* _Task to complete_
Extract every record, keeping each one exactly as it is.

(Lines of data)

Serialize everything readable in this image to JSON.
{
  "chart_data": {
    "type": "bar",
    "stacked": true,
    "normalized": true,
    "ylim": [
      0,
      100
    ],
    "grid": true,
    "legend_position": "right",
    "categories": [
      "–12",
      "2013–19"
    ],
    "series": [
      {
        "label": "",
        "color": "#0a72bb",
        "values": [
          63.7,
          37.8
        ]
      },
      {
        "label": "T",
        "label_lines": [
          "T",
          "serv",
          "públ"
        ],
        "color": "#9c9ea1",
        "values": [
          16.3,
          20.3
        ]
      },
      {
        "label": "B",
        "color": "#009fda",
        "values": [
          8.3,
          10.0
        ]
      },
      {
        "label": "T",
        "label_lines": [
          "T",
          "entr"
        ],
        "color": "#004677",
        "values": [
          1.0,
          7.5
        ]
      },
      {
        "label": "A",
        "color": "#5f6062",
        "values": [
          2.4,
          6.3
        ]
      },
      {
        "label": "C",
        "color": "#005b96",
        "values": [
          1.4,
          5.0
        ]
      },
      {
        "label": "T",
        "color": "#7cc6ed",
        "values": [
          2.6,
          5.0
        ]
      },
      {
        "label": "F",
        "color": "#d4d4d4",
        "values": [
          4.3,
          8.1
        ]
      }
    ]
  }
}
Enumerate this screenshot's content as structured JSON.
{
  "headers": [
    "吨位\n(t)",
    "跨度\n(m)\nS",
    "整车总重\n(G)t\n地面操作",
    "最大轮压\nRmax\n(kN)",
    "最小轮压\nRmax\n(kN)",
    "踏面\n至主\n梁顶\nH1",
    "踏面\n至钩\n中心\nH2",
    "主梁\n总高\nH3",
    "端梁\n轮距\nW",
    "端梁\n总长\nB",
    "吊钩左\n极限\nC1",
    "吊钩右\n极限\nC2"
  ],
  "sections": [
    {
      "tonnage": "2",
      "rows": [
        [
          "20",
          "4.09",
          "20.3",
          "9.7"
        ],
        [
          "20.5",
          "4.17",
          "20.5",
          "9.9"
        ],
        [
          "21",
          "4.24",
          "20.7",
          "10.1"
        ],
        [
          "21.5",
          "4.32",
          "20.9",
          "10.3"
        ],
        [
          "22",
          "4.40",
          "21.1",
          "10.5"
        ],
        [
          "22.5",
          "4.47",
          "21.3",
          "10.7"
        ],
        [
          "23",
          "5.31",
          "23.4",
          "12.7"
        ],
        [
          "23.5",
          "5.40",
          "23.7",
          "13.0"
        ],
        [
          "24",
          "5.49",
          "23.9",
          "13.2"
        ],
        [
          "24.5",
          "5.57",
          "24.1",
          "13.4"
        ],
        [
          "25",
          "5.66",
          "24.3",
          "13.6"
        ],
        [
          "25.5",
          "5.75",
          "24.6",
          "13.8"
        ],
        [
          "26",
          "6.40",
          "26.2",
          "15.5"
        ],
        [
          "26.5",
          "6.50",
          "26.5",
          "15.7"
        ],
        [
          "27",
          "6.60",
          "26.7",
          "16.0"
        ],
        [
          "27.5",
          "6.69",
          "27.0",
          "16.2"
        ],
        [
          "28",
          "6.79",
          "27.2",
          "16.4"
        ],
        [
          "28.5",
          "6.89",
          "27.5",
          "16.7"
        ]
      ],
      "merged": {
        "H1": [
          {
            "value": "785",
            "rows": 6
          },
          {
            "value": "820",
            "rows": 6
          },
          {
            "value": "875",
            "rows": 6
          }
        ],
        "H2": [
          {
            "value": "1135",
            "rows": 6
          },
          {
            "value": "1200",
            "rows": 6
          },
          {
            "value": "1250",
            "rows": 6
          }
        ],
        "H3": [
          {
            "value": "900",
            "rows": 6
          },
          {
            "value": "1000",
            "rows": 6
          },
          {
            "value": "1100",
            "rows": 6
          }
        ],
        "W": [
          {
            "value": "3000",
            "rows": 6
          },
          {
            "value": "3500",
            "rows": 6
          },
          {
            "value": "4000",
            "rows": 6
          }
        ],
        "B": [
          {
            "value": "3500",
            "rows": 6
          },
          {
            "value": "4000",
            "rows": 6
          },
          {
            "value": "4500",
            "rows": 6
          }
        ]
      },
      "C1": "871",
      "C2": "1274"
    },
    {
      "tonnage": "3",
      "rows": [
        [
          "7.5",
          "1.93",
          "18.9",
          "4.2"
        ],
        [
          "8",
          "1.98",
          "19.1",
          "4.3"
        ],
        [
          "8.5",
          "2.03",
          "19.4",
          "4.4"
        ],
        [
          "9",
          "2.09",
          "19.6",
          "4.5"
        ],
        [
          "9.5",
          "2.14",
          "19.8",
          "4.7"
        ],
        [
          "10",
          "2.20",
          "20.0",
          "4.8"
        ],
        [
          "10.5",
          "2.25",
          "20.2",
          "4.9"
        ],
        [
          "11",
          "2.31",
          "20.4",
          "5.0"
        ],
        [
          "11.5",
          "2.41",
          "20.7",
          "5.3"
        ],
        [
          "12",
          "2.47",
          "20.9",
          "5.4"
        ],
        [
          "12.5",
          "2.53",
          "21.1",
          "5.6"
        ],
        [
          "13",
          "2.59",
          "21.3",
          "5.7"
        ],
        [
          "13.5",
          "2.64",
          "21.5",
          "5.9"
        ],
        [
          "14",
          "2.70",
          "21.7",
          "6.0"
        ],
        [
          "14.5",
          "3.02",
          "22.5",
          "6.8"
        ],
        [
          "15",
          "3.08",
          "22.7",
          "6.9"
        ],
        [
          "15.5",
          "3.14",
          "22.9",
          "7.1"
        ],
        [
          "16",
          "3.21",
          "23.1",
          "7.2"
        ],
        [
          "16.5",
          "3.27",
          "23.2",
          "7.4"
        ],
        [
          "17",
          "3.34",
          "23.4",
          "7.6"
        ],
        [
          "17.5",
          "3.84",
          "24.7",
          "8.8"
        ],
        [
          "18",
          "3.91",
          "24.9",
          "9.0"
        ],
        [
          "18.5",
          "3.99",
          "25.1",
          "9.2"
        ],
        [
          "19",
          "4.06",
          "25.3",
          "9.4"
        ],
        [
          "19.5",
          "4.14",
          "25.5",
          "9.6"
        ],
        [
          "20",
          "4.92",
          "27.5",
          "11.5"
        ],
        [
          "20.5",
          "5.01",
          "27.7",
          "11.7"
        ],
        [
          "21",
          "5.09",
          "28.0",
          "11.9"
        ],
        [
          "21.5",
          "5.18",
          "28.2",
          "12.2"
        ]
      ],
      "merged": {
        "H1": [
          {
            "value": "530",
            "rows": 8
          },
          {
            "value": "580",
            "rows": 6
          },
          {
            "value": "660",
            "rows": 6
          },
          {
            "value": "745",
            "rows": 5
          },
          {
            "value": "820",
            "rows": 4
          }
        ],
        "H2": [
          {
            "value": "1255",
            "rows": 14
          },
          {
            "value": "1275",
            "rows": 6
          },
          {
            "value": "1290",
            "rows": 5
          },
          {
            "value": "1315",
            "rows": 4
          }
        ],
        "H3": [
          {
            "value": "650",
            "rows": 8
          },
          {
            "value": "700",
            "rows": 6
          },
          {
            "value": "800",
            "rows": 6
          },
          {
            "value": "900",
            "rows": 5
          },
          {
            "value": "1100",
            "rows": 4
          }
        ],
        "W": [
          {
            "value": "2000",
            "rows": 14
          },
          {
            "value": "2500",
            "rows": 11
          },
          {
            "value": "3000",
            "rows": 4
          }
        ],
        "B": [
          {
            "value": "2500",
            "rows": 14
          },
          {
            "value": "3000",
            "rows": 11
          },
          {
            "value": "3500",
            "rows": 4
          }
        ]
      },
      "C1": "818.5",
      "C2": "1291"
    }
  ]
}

* _Result for this exercise_
Serialize everything readable in this image to JSON.
{
  "chart_data": {
    "type": "bar",
    "stacked": true,
    "normalized": true,
    "ylim": [
      0,
      100
    ],
    "grid": true,
    "legend_position": "right",
    "categories": [
      "–12",
      "2013–19"
    ],
    "series": [
      {
        "label": "",
        "color": "#0a72bb",
        "values": [
          63.7,
          37.8
        ]
      },
      {
        "label": "T",
        "label_lines": [
          "T",
          "serv",
          "públ"
        ],
        "color": "#9c9ea1",
        "values": [
          16.3,
          20.3
        ]
      },
      {
        "label": "B",
        "color": "#009fda",
        "values": [
          8.3,
          10.0
        ]
      },
      {
        "label": "T",
        "label_lines": [
          "T",
          "entr"
        ],
        "color": "#004677",
        "values": [
          1.0,
          7.5
        ]
      },
      {
        "label": "A",
        "color": "#5f6062",
        "values": [
          2.4,
          6.3
        ]
      },
      {
        "label": "C",
        "color": "#005b96",
        "values": [
          1.4,
          5.0
        ]
      },
      {
        "label": "T",
        "color": "#7cc6ed",
        "values": [
          2.6,
          5.0
        ]
      },
      {
        "label": "F",
        "color": "#d4d4d4",
        "values": [
          4.3,
          8.1
        ]
      }
    ]
  }
}
Enumerate this screenshot's content as structured JSON.
{
  "headers": [
    "吨位\n(t)",
    "跨度\n(m)\nS",
    "整车总重\n(G)t\n地面操作",
    "最大轮压\nRmax\n(kN)",
    "最小轮压\nRmax\n(kN)",
    "踏面\n至主\n梁顶\nH1",
    "踏面\n至钩\n中心\nH2",
    "主梁\n总高\nH3",
    "端梁\n轮距\nW",
    "端梁\n总长\nB",
    "吊钩左\n极限\nC1",
    "吊钩右\n极限\nC2"
  ],
  "sections": [
    {
      "tonnage": "2",
      "rows": [
        [
          "20",
          "4.09",
          "20.3",
          "9.7"
        ],
        [
          "20.5",
          "4.17",
          "20.5",
          "9.9"
        ],
        [
          "21",
          "4.24",
          "20.7",
          "10.1"
        ],
        [
          "21.5",
          "4.32",
          "20.9",
          "10.3"
        ],
        [
          "22",
          "4.40",
          "21.1",
          "10.5"
        ],
        [
          "22.5",
          "4.47",
          "21.3",
          "10.7"
        ],
        [
          "23",
          "5.31",
          "23.4",
          "12.7"
        ],
        [
          "23.5",
          "5.40",
          "23.7",
          "13.0"
        ],
        [
          "24",
          "5.49",
          "23.9",
          "13.2"
        ],
        [
          "24.5",
          "5.57",
          "24.1",
          "13.4"
        ],
        [
          "25",
          "5.66",
          "24.3",
          "13.6"
        ],
        [
          "25.5",
          "5.75",
          "24.6",
          "13.8"
        ],
        [
          "26",
          "6.40",
          "26.2",
          "15.5"
        ],
        [
          "26.5",
          "6.50",
          "26.5",
          "15.7"
        ],
        [
          "27",
          "6.60",
          "26.7",
          "16.0"
        ],
        [
          "27.5",
          "6.69",
          "27.0",
          "16.2"
        ],
        [
          "28",
          "6.79",
          "27.2",
          "16.4"
        ],
        [
          "28.5",
          "6.89",
          "27.5",
          "16.7"
        ]
      ],
      "merged": {
        "H1": [
          {
            "value": "785",
            "rows": 6
          },
          {
            "value": "820",
            "rows": 6
          },
          {
            "value": "875",
            "rows": 6
          }
        ],
        "H2": [
          {
            "value": "1135",
            "rows": 6
          },
          {
            "value": "1200",
            "rows": 6
          },
          {
            "value": "1250",
            "rows": 6
          }
        ],
        "H3": [
          {
            "value": "900",
            "rows": 6
          },
          {
            "value": "1000",
            "rows": 6
          },
          {
            "value": "1100",
            "rows": 6
          }
        ],
        "W": [
          {
            "value": "3000",
            "rows": 6
          },
          {
            "value": "3500",
            "rows": 6
          },
          {
            "value": "4000",
            "rows": 6
          }
        ],
        "B": [
          {
            "value": "3500",
            "rows": 6
          },
          {
            "value": "4000",
            "rows": 6
          },
          {
            "value": "4500",
            "rows": 6
          }
        ]
      },
      "C1": "871",
      "C2": "1274"
    },
    {
      "tonnage": "3",
      "rows": [
        [
          "7.5",
          "1.93",
          "18.9",
          "4.2"
        ],
        [
          "8",
          "1.98",
          "19.1",
          "4.3"
        ],
        [
          "8.5",
          "2.03",
          "19.4",
          "4.4"
        ],
        [
          "9",
          "2.09",
          "19.6",
          "4.5"
        ],
        [
          "9.5",
          "2.14",
          "19.8",
          "4.7"
        ],
        [
          "10",
          "2.20",
          "20.0",
          "4.8"
        ],
        [
          "10.5",
          "2.25",
          "20.2",
          "4.9"
        ],
        [
          "11",
          "2.31",
          "20.4",
          "5.0"
        ],
        [
          "11.5",
          "2.41",
          "20.7",
          "5.3"
        ],
        [
          "12",
          "2.47",
          "20.9",
          "5.4"
        ],
        [
          "12.5",
          "2.53",
          "21.1",
          "5.6"
        ],
        [
          "13",
          "2.59",
          "21.3",
          "5.7"
        ],
        [
          "13.5",
          "2.64",
          "21.5",
          "5.9"
        ],
        [
          "14",
          "2.70",
          "21.7",
          "6.0"
        ],
        [
          "14.5",
          "3.02",
          "22.5",
          "6.8"
        ],
        [
          "15",
          "3.08",
          "22.7",
          "6.9"
        ],
        [
          "15.5",
          "3.14",
          "22.9",
          "7.1"
        ],
        [
          "16",
          "3.21",
          "23.1",
          "7.2"
        ],
        [
          "16.5",
          "3.27",
          "23.2",
          "7.4"
        ],
        [
          "17",
          "3.34",
          "23.4",
          "7.6"
        ],
        [
          "17.5",
          "3.84",
          "24.7",
          "8.8"
        ],
        [
          "18",
          "3.91",
          "24.9",
          "9.0"
        ],
        [
          "18.5",
          "3.99",
          "25.1",
          "9.2"
        ],
        [
          "19",
          "4.06",
          "25.3",
          "9.4"
        ],
        [
          "19.5",
          "4.14",
          "25.5",
          "9.6"
        ],
        [
          "20",
          "4.92",
          "27.5",
          "11.5"
        ],
        [
          "20.5",
          "5.01",
          "27.7",
          "11.7"
        ],
        [
          "21",
          "5.09",
          "28.0",
          "11.9"
        ],
        [
          "21.5",
          "5.18",
          "28.2",
          "12.2"
        ]
      ],
      "merged": {
        "H1": [
          {
            "value": "530",
            "rows": 8
          },
          {
            "value": "580",
            "rows": 6
          },
          {
            "value": "660",
            "rows": 6
          },
          {
            "value": "745",
            "rows": 5
          },
          {
            "value": "820",
            "rows": 4
          }
        ],
        "H2": [
          {
            "value": "1255",
            "rows": 14
          },
          {
            "value": "1275",
            "rows": 6
          },
          {
            "value": "1290",
            "rows": 5
          },
          {
            "value": "1315",
            "rows": 4
          }
        ],
        "H3": [
          {
            "value": "650",
            "rows": 8
          },
          {
            "value": "700",
            "rows": 6
          },
          {
            "value": "800",
            "rows": 6
          },
          {
            "value": "900",
            "rows": 5
          },
          {
            "value": "1100",
            "rows": 4
          }
        ],
        "W": [
          {
            "value": "2000",
            "rows": 14
          },
          {
            "value": "2500",
            "rows": 11
          },
          {
            "value": "3000",
            "rows": 4
          }
        ],
        "B": [
          {
            "value": "2500",
            "rows": 14
          },
          {
            "value": "3000",
            "rows": 11
          },
          {
            "value": "3500",
            "rows": 4
          }
        ]
      },
      "C1": "818.5",
      "C2": "1291"
    }
  ]
}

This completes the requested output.